• WHAT YOU ARE ASKED TO DO
Reproduce every one of the rows below word for word, one line per row.

>> begin

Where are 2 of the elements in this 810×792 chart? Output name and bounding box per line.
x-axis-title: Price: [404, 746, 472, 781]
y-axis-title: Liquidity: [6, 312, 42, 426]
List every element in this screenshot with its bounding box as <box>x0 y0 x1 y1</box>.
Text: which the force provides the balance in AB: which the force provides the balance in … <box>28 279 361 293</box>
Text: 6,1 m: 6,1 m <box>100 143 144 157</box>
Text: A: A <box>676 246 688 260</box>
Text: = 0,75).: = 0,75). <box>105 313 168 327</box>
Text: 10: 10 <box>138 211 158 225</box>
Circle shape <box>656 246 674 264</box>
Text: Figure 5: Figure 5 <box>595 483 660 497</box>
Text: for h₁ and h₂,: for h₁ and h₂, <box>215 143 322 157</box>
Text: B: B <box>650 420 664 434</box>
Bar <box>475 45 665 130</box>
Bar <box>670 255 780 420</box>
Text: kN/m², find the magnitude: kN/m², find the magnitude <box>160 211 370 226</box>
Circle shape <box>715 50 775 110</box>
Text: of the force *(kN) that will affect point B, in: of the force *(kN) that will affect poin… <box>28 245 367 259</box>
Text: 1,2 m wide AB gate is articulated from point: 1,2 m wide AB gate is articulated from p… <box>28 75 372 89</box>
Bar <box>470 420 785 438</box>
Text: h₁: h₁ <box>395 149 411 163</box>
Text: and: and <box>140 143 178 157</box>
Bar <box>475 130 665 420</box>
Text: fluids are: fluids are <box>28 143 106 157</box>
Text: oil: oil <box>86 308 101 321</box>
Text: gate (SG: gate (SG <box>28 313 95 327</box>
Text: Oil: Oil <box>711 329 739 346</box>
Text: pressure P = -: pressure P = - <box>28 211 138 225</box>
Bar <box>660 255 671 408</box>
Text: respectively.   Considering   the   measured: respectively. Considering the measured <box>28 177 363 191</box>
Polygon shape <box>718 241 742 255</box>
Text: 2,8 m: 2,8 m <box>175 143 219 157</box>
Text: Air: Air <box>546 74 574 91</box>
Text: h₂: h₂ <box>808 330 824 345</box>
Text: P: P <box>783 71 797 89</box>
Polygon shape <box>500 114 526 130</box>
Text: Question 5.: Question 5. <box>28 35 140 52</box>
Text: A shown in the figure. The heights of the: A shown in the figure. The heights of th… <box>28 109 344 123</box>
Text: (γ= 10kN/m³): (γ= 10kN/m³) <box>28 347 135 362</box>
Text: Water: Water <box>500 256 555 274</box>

>> end

• CORRECT OUTPUT
Where are 2 of the elements in this 810×792 chart? Output name and bounding box per line.
x-axis-title: Price: [404, 746, 472, 781]
y-axis-title: Liquidity: [6, 312, 42, 426]
List every element in this screenshot with its bounding box as <box>x0 y0 x1 y1</box>.
Text: which the force provides the balance in AB: which the force provides the balance in … <box>28 279 361 293</box>
Text: 6,1 m: 6,1 m <box>100 143 144 157</box>
Text: A: A <box>676 246 688 260</box>
Text: = 0,75).: = 0,75). <box>105 313 168 327</box>
Text: 10: 10 <box>138 211 158 225</box>
Circle shape <box>656 246 674 264</box>
Text: Figure 5: Figure 5 <box>595 483 660 497</box>
Text: for h₁ and h₂,: for h₁ and h₂, <box>215 143 322 157</box>
Text: B: B <box>650 420 664 434</box>
Bar <box>475 45 665 130</box>
Bar <box>670 255 780 420</box>
Text: kN/m², find the magnitude: kN/m², find the magnitude <box>160 211 370 226</box>
Circle shape <box>715 50 775 110</box>
Text: of the force *(kN) that will affect point B, in: of the force *(kN) that will affect poin… <box>28 245 367 259</box>
Text: 1,2 m wide AB gate is articulated from point: 1,2 m wide AB gate is articulated from p… <box>28 75 372 89</box>
Bar <box>470 420 785 438</box>
Text: h₁: h₁ <box>395 149 411 163</box>
Text: and: and <box>140 143 178 157</box>
Bar <box>475 130 665 420</box>
Text: fluids are: fluids are <box>28 143 106 157</box>
Text: oil: oil <box>86 308 101 321</box>
Text: gate (SG: gate (SG <box>28 313 95 327</box>
Text: Oil: Oil <box>711 329 739 346</box>
Text: pressure P = -: pressure P = - <box>28 211 138 225</box>
Bar <box>660 255 671 408</box>
Text: respectively.   Considering   the   measured: respectively. Considering the measured <box>28 177 363 191</box>
Polygon shape <box>718 241 742 255</box>
Text: 2,8 m: 2,8 m <box>175 143 219 157</box>
Text: Air: Air <box>546 74 574 91</box>
Text: h₂: h₂ <box>808 330 824 345</box>
Text: P: P <box>783 71 797 89</box>
Polygon shape <box>500 114 526 130</box>
Text: Question 5.: Question 5. <box>28 35 140 52</box>
Text: A shown in the figure. The heights of the: A shown in the figure. The heights of th… <box>28 109 344 123</box>
Text: (γ= 10kN/m³): (γ= 10kN/m³) <box>28 347 135 362</box>
Text: Water: Water <box>500 256 555 274</box>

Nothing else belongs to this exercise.